◆ Given exercise: Each line of the data that includes the string "thread" is to be copied out.

#####

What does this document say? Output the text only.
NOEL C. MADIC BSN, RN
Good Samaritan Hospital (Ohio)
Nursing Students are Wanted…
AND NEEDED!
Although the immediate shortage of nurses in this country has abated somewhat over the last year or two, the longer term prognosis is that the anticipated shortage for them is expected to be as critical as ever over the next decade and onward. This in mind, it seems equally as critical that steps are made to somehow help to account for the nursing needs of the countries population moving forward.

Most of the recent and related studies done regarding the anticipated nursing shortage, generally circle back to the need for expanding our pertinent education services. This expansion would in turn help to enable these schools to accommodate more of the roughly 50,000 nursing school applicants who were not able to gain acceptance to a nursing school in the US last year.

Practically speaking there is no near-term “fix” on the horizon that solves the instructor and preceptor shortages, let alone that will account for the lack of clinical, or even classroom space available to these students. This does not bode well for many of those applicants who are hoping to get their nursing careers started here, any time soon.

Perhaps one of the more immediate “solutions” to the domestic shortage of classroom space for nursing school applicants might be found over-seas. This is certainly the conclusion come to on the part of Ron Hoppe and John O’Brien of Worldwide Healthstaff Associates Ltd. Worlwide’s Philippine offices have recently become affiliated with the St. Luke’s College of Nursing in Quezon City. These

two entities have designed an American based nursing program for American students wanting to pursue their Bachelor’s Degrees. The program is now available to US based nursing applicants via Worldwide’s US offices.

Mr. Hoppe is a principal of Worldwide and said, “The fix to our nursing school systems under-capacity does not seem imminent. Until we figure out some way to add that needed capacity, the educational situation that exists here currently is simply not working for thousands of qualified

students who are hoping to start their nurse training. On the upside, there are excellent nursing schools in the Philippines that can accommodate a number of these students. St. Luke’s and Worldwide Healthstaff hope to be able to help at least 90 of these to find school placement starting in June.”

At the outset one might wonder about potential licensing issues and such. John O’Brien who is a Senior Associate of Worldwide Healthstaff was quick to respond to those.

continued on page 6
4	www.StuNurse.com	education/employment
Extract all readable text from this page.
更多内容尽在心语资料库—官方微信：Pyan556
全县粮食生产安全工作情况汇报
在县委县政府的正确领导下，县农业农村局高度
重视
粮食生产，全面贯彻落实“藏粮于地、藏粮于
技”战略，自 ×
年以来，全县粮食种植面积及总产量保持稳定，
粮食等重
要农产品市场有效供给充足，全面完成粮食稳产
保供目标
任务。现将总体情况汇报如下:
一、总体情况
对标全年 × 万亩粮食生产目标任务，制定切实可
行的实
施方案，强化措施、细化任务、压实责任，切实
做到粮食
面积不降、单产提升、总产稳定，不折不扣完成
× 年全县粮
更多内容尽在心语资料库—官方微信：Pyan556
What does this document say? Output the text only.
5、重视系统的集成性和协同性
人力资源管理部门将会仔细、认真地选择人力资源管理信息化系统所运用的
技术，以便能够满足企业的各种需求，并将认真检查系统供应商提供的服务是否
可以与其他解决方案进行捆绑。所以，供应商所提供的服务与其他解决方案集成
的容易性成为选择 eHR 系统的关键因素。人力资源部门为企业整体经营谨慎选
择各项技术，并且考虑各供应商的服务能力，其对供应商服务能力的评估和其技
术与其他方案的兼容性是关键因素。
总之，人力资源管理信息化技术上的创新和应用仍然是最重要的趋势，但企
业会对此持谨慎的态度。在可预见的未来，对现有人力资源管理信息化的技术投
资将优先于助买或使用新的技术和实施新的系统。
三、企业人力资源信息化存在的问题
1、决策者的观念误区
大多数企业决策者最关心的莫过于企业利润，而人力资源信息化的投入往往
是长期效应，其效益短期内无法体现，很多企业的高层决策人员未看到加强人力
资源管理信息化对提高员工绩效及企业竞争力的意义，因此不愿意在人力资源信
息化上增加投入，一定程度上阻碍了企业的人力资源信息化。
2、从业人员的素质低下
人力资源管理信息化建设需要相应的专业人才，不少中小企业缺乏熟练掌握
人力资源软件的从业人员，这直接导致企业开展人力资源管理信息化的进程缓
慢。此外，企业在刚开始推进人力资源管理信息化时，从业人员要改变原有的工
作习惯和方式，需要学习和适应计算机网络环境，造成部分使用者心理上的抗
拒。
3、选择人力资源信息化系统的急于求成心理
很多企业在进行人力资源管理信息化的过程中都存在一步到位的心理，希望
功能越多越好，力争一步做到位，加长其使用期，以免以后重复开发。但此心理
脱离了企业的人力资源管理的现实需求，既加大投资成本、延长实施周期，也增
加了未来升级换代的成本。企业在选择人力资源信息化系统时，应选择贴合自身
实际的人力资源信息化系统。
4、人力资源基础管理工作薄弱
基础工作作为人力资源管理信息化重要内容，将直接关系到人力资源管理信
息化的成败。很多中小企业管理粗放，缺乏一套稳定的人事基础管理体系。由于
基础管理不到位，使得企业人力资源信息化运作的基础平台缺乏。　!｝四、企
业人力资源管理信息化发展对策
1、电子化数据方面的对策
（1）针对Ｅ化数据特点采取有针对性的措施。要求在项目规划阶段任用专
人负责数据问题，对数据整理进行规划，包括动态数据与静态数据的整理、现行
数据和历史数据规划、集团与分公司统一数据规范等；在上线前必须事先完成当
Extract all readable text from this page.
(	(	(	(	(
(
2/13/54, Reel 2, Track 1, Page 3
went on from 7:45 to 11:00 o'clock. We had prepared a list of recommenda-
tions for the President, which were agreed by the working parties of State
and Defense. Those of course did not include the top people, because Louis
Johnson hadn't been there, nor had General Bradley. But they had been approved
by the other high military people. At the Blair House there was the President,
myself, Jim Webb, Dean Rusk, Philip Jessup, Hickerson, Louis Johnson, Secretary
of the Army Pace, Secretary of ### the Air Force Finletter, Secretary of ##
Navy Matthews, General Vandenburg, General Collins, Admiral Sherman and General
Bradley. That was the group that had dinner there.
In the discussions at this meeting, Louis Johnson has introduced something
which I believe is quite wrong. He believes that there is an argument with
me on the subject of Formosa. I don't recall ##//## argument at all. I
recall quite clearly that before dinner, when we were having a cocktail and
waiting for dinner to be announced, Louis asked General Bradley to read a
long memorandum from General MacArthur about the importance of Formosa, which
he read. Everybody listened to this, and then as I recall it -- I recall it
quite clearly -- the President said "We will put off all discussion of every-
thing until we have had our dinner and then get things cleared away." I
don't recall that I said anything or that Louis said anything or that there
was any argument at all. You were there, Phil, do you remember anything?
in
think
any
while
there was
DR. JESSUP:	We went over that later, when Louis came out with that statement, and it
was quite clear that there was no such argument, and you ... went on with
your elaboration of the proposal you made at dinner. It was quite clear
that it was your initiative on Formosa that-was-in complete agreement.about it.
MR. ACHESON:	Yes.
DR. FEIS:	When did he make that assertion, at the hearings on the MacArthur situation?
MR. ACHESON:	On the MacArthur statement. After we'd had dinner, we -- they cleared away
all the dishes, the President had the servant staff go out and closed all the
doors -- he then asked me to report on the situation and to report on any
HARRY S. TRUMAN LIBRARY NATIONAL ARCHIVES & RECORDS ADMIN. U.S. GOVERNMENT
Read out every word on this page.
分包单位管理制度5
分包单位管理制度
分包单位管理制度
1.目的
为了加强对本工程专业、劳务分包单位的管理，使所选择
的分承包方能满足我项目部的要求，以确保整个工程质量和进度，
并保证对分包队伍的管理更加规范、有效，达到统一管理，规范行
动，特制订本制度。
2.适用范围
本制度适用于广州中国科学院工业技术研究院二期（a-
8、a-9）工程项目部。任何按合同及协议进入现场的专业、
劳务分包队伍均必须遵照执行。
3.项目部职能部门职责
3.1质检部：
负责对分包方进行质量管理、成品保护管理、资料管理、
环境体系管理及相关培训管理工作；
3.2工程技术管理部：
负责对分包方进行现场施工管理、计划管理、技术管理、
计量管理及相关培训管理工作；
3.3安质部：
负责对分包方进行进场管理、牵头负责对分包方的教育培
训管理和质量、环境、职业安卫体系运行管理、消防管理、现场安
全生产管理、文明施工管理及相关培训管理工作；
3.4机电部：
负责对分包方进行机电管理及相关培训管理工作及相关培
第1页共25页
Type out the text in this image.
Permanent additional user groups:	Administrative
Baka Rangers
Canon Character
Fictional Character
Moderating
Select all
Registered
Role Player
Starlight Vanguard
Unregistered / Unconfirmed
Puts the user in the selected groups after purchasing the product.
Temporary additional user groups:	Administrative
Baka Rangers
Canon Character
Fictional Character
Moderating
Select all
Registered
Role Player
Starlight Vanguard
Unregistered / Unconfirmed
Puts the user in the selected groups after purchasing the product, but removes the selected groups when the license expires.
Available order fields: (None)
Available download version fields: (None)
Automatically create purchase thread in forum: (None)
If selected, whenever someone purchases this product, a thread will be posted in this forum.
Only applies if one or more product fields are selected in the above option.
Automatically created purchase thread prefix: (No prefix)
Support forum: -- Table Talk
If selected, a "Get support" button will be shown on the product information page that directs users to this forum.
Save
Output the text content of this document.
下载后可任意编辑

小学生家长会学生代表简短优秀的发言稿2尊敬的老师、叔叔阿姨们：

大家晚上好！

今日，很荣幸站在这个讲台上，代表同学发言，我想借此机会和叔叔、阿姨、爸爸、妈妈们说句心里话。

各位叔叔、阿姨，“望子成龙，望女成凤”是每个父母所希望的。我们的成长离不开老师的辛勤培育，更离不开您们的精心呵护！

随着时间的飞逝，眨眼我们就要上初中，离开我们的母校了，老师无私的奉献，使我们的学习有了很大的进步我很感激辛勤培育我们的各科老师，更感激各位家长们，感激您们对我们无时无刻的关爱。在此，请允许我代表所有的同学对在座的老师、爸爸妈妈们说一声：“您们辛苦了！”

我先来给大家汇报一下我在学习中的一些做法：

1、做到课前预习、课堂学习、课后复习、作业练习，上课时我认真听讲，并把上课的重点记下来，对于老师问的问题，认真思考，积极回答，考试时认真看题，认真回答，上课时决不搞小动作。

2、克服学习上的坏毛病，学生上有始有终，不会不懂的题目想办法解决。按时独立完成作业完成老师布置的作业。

#####

◆ Response to the exercise:
Automatically create purchase thread in forum: (None)
If selected, whenever someone purchases this product, a thread will be posted in this forum.
Automatically created purchase thread prefix: (No prefix)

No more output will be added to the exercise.